EXERCISE TASK:
Lift every line from the entries that includes the word "about".

--- start MATERIAL PROVIDED ---

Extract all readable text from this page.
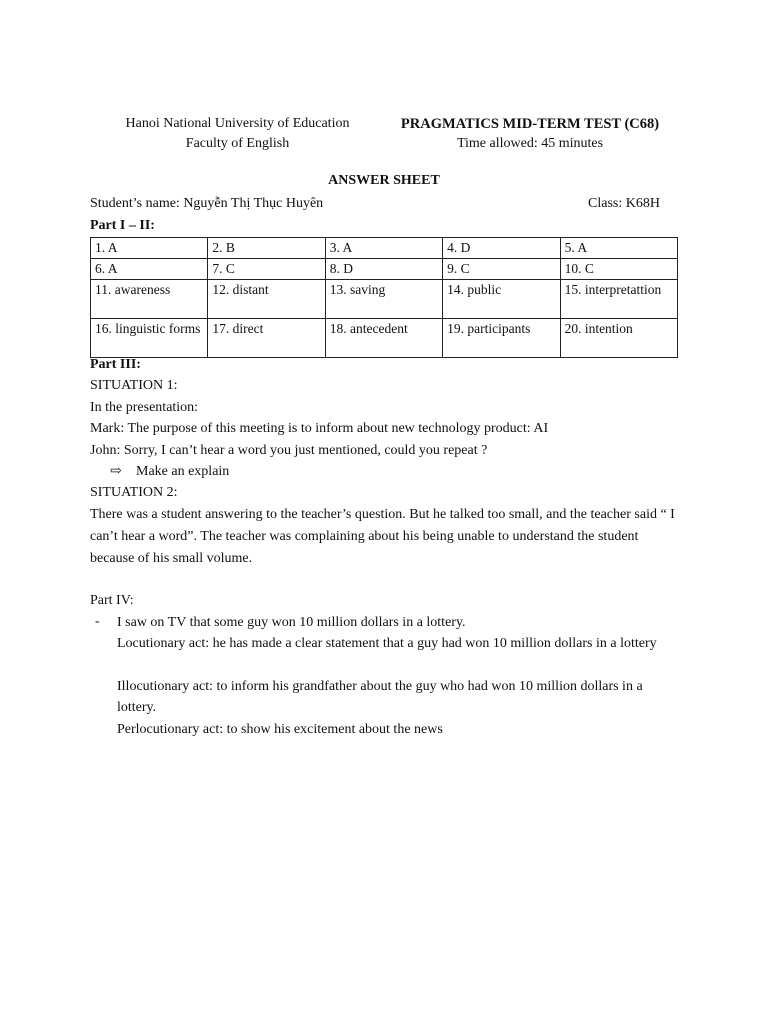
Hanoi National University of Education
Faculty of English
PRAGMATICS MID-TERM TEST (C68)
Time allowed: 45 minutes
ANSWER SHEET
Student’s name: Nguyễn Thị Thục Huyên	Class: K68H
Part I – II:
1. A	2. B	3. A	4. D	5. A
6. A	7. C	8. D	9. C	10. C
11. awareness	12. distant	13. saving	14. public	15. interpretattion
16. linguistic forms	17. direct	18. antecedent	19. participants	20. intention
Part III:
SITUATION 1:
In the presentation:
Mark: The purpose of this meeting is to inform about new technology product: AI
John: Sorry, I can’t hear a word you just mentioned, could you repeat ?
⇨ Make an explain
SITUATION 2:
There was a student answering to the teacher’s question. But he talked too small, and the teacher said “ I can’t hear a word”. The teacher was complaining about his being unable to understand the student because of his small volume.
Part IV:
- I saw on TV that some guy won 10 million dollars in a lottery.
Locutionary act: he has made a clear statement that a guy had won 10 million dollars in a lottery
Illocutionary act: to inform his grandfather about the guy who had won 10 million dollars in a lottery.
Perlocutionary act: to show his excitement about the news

--- end MATERIAL PROVIDED ---
--- start MATERIAL PROVIDED ---

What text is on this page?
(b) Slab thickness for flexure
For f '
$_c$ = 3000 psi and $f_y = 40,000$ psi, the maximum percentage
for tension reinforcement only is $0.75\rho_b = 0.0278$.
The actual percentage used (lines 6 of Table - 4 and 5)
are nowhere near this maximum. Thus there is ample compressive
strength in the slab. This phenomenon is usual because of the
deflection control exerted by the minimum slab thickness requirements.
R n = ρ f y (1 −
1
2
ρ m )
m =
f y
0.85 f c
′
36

--- end MATERIAL PROVIDED ---

EXERCISE ANSWER:
Mark: The purpose of this meeting is to inform about new technology product: AI
There was a student answering to the teacher’s question. But he talked too small, and the teacher said “ I can’t hear a word”. The teacher was complaining about his being unable to understand the student because of his small volume.
Illocutionary act: to inform his grandfather about the guy who had won 10 million dollars in a lottery.
Perlocutionary act: to show his excitement about the news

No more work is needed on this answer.